---------- Record extracts

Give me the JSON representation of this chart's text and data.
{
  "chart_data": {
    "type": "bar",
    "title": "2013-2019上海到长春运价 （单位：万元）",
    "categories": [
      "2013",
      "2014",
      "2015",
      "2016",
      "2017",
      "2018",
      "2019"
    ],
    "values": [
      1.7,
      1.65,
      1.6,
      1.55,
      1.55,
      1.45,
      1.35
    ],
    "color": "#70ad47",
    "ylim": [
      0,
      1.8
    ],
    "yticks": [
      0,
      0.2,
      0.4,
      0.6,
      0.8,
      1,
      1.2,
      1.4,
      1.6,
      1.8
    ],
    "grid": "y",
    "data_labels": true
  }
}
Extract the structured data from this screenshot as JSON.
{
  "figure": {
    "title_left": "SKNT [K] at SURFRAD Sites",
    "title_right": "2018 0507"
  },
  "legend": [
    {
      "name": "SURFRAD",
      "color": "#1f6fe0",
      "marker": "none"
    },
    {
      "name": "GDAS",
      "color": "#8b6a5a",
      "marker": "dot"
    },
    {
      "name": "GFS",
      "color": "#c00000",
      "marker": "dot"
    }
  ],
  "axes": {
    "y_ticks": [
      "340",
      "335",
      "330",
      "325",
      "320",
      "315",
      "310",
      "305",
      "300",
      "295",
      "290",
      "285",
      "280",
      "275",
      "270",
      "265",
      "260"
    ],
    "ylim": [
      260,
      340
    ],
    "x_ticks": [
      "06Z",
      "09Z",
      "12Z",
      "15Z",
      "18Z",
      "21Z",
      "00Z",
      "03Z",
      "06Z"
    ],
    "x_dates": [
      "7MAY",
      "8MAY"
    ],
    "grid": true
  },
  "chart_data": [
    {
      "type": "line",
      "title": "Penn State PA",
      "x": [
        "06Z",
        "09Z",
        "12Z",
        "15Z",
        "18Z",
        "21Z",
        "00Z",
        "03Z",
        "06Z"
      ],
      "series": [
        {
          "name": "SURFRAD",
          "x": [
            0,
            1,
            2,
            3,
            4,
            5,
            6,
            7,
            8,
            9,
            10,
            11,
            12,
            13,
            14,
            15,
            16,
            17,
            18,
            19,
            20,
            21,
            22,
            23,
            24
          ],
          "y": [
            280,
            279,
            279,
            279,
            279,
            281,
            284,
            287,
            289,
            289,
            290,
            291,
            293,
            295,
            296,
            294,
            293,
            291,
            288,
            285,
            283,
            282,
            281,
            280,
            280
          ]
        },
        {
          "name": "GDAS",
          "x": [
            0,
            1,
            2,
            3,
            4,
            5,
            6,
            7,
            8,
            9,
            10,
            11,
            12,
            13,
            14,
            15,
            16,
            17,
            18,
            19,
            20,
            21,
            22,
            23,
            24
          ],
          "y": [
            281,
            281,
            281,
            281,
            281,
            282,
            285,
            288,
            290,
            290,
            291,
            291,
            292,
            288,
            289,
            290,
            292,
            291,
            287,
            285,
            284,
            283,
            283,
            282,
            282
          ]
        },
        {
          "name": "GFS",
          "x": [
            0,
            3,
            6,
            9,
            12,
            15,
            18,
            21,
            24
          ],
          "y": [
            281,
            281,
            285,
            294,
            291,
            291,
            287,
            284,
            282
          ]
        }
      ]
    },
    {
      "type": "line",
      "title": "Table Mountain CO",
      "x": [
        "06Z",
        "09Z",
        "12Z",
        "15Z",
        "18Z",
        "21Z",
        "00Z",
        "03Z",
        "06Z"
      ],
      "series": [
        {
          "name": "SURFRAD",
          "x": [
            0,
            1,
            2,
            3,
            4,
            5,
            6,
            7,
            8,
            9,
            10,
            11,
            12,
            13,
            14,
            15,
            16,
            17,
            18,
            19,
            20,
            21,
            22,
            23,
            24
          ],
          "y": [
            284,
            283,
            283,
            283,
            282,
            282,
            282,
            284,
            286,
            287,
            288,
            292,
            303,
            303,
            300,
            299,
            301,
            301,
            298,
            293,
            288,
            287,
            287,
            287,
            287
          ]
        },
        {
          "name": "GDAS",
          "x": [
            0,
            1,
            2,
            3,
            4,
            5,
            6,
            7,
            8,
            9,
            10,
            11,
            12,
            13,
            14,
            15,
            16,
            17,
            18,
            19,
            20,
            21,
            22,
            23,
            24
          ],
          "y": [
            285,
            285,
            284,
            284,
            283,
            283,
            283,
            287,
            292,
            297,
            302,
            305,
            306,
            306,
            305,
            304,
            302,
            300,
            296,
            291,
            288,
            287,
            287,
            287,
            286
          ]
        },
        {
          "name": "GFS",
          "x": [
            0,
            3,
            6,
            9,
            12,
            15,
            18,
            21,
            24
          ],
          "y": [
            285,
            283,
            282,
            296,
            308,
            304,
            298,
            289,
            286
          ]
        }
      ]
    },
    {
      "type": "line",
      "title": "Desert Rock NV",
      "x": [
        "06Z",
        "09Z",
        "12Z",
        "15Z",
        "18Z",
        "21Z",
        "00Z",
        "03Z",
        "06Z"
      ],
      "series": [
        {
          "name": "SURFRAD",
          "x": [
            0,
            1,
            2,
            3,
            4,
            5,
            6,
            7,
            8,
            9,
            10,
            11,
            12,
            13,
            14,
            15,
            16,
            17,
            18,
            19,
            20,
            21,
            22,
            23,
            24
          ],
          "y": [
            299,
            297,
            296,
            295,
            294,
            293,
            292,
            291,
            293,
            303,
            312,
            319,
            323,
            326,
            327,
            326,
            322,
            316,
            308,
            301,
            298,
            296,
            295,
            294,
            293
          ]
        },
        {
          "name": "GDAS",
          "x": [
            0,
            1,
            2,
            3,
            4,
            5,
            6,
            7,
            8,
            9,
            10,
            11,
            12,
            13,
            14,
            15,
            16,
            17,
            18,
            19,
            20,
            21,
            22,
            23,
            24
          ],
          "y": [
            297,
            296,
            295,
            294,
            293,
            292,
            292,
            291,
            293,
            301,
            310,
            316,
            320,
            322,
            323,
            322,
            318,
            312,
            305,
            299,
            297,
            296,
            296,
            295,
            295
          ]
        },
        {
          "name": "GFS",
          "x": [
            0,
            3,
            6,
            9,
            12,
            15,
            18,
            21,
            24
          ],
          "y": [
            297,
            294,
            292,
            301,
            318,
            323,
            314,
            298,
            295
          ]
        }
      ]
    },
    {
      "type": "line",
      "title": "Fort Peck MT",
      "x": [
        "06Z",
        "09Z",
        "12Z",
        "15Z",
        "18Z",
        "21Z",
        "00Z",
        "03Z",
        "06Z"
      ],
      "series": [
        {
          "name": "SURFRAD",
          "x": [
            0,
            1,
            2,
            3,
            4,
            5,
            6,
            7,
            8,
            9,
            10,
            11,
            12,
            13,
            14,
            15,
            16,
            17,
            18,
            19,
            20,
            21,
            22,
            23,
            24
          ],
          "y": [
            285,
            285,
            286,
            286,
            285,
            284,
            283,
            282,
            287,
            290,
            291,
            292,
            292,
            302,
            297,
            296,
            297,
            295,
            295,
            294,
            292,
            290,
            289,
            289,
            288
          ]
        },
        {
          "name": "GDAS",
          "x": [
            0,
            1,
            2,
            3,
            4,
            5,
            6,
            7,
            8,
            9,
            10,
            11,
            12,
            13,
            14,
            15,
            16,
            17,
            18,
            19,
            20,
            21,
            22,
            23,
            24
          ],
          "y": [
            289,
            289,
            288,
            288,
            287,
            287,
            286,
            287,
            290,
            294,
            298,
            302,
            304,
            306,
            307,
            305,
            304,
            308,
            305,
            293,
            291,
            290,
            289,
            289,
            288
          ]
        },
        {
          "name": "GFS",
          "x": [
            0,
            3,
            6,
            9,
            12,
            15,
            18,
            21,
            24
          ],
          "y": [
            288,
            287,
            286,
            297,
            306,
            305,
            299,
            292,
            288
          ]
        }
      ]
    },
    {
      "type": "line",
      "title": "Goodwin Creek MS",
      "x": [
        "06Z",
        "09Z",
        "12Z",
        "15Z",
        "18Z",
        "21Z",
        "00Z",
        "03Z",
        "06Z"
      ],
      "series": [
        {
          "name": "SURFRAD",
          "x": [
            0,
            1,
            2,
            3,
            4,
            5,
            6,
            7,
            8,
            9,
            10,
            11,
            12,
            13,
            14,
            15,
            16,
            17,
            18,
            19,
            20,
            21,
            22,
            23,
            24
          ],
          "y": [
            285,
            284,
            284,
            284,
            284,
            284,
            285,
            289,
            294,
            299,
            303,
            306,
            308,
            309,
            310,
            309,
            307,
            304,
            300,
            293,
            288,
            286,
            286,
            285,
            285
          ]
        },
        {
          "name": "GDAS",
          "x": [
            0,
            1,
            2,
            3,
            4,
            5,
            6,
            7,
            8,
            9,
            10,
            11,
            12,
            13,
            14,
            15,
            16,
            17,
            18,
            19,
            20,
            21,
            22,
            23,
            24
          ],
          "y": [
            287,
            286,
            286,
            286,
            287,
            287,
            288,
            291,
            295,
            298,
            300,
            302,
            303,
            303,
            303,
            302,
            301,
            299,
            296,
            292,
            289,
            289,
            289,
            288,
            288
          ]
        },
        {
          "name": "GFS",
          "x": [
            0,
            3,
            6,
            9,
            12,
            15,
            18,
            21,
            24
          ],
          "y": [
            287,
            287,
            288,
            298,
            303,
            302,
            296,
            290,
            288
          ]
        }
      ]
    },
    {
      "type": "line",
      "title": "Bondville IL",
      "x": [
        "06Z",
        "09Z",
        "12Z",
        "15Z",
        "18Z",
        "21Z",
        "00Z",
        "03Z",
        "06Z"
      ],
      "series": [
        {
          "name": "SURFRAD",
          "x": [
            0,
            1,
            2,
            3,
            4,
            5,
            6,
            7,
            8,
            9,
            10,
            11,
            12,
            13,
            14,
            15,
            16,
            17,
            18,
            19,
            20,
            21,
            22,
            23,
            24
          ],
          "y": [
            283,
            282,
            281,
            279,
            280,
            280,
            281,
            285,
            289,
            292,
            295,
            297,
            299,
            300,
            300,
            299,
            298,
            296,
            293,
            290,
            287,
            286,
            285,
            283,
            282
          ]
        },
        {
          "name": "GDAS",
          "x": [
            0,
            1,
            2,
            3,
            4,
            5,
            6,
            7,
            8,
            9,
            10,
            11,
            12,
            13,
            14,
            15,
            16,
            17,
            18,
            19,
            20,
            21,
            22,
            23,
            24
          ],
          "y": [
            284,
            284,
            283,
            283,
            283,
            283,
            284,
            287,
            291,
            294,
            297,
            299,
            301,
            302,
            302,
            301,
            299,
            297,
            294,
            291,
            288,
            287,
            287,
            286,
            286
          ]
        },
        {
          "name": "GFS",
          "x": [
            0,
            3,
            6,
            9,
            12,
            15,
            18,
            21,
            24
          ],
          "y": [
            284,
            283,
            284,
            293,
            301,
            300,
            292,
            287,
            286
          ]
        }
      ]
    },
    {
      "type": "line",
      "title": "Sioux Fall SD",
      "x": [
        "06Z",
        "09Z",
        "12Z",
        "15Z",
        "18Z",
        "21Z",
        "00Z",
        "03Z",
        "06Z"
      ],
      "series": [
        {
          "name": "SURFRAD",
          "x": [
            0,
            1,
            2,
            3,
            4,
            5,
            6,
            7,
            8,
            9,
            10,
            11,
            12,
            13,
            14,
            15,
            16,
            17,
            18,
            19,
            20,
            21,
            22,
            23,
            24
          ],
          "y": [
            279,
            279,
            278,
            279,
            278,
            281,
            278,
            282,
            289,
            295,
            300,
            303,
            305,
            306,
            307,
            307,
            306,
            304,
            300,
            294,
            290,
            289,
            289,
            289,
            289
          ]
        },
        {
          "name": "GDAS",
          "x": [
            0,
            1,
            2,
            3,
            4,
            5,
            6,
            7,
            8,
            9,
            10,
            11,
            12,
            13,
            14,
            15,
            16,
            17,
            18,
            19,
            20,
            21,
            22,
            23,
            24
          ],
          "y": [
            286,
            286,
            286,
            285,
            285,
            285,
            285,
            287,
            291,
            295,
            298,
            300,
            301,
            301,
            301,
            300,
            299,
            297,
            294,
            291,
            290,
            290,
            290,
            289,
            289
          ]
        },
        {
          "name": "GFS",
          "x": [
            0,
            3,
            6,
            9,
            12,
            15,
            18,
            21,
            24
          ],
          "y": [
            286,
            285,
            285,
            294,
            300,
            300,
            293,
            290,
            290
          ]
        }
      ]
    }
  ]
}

--------------------

**Exercise aim**
Which lines contain the word "JSON"? Copy each one.

**Full response**
Give me the JSON representation of this chart's text and data.
Extract the structured data from this screenshot as JSON.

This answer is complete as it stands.